= THE TASK =
The listing below is the input. Say how many of its lines contain "Original", giving the number alone.
[Start]
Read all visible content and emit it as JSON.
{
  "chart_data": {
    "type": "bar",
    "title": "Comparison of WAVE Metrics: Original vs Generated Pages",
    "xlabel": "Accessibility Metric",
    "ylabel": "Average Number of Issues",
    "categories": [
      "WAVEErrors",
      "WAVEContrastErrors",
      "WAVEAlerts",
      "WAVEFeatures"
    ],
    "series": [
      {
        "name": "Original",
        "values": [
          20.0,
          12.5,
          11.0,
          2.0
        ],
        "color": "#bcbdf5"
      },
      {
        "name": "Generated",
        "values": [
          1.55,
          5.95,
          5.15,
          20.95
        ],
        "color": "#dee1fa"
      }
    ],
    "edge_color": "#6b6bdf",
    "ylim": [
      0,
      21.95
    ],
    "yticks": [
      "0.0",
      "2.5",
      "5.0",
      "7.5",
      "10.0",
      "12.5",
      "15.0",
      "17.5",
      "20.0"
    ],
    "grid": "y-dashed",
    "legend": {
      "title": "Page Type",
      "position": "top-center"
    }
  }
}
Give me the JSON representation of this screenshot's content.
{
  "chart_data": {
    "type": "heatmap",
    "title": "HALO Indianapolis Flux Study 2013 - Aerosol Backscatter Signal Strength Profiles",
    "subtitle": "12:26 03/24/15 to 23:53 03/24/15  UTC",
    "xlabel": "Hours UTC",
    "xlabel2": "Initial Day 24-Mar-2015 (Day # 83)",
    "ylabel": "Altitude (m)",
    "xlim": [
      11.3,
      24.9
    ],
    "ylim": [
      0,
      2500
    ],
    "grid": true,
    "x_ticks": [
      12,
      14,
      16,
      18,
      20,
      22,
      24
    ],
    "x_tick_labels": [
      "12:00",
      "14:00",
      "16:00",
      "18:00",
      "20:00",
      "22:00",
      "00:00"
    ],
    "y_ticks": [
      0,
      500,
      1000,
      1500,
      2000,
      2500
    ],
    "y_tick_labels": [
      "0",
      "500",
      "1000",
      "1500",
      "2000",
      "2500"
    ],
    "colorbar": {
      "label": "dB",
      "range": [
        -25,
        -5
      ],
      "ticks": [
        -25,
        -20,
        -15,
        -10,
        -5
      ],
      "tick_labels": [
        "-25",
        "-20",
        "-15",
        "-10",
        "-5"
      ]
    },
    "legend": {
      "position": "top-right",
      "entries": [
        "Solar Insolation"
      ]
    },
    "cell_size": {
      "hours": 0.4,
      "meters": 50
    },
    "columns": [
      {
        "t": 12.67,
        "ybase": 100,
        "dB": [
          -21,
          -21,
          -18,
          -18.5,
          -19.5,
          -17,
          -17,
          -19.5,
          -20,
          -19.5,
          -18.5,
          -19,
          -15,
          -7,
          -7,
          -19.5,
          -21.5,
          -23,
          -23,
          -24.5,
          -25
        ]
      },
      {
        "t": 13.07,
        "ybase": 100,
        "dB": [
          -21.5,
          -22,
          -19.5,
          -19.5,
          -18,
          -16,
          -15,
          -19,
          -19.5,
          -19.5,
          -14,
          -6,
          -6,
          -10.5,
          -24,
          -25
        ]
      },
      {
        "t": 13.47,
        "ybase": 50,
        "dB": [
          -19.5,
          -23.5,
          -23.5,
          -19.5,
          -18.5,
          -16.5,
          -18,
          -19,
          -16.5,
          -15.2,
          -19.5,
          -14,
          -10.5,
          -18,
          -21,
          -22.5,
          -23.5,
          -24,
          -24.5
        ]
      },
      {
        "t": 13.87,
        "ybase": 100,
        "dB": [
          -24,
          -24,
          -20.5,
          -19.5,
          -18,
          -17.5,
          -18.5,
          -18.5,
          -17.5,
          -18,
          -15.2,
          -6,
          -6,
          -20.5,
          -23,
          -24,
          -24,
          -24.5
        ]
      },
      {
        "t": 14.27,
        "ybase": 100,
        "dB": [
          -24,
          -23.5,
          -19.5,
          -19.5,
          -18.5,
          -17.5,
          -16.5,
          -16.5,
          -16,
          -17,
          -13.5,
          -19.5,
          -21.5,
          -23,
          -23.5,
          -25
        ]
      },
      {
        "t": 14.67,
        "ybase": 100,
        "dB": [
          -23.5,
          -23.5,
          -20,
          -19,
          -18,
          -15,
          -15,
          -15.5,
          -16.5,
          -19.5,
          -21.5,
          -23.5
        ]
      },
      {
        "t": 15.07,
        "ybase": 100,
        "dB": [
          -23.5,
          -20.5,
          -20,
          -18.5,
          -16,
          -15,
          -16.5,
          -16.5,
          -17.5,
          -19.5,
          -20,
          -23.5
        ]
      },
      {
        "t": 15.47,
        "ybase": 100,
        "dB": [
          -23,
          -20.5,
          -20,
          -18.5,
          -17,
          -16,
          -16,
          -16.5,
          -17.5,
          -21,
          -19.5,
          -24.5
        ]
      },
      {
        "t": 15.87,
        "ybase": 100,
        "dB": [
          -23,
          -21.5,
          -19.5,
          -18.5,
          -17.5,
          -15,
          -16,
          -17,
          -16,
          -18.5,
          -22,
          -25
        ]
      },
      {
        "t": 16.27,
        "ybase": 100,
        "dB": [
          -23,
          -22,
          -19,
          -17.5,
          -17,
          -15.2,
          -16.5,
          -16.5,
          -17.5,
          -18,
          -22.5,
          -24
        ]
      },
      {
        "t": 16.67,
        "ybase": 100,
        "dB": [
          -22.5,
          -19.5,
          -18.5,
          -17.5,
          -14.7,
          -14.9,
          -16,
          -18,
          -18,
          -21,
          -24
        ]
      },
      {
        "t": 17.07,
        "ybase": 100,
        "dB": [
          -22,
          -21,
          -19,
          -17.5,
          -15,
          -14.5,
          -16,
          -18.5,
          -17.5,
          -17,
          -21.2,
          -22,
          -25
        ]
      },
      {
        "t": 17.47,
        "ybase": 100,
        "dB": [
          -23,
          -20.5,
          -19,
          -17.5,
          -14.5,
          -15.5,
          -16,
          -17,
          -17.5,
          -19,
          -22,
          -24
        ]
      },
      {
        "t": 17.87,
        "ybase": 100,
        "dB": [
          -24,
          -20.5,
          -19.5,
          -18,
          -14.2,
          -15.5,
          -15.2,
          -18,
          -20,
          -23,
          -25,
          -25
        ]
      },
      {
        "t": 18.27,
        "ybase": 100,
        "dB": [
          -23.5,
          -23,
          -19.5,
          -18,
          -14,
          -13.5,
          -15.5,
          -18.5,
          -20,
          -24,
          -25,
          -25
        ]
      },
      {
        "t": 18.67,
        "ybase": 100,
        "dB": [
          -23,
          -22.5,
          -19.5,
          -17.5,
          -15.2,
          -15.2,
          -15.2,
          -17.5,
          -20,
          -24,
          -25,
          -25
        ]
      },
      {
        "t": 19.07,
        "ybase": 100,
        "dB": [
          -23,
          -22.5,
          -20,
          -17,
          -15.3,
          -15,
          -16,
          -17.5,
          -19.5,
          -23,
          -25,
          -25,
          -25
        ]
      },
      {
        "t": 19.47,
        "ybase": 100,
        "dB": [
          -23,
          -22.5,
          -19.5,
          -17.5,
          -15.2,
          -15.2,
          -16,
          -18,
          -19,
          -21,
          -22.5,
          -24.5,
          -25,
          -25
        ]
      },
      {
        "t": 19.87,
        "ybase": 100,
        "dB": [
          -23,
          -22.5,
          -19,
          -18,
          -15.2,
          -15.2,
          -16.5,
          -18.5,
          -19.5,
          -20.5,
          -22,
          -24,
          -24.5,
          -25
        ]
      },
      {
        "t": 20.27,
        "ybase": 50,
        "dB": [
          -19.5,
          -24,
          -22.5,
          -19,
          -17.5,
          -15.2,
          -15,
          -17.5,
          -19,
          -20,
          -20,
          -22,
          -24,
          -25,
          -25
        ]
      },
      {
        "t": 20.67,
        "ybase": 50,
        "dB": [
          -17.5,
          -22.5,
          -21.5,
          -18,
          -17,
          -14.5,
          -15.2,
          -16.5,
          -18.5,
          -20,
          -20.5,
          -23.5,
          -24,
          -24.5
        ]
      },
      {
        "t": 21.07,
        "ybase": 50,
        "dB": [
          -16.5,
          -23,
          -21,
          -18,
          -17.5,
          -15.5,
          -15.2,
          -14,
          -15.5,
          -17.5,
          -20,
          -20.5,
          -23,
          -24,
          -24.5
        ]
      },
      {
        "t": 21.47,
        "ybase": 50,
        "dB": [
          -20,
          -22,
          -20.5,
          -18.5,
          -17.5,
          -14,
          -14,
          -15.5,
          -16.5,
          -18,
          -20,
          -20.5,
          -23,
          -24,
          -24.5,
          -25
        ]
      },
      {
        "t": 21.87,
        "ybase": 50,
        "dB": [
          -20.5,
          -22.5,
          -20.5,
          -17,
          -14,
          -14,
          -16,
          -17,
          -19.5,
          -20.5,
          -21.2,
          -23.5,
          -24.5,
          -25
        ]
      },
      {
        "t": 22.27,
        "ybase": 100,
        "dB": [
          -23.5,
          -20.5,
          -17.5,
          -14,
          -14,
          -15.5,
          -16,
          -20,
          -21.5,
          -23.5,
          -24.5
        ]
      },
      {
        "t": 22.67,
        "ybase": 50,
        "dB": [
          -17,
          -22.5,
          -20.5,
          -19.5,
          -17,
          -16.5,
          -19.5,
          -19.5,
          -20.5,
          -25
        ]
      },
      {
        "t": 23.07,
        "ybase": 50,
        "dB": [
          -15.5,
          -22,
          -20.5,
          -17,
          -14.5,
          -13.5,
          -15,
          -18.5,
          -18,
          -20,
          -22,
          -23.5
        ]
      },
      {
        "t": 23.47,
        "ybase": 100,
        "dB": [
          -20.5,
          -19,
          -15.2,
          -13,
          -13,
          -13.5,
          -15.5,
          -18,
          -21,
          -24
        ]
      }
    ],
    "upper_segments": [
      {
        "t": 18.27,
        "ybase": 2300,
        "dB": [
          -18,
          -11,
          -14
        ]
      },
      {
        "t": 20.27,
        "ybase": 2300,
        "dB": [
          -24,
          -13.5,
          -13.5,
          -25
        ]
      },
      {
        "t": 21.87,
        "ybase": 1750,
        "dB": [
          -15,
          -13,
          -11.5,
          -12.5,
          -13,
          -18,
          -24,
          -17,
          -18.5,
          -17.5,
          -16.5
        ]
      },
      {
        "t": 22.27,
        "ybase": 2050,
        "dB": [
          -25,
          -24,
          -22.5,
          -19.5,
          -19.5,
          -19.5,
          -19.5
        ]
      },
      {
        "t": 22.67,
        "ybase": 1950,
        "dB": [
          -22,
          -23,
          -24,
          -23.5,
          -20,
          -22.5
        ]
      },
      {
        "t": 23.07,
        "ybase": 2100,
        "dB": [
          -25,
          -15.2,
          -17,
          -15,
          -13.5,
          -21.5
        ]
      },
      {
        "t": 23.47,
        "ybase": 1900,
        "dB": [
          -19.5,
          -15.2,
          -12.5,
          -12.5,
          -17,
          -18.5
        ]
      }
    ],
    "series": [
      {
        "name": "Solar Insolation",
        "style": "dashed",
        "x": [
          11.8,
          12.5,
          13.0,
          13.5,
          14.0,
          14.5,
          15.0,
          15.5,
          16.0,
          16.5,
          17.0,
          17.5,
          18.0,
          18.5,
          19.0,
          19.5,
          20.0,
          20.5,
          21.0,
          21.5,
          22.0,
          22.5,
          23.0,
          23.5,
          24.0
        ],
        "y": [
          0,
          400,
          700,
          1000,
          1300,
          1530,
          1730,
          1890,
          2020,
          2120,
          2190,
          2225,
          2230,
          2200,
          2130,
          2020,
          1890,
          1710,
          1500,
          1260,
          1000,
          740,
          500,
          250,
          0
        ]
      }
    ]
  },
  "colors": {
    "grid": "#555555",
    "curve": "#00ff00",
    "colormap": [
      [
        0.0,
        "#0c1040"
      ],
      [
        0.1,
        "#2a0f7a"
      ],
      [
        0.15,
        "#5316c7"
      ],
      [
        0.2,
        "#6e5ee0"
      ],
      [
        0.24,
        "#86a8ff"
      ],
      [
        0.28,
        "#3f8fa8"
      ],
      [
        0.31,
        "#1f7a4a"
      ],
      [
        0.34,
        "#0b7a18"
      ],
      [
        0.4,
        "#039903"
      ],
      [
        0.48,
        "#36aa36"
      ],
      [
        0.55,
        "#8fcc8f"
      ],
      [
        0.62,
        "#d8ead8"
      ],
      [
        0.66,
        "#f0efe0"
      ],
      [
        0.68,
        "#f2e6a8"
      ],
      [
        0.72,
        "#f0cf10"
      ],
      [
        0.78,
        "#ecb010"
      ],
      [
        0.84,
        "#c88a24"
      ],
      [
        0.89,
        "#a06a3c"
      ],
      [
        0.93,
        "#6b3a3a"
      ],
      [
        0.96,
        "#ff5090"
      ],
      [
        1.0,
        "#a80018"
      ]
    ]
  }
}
[End]
= IN RESPONSE =
2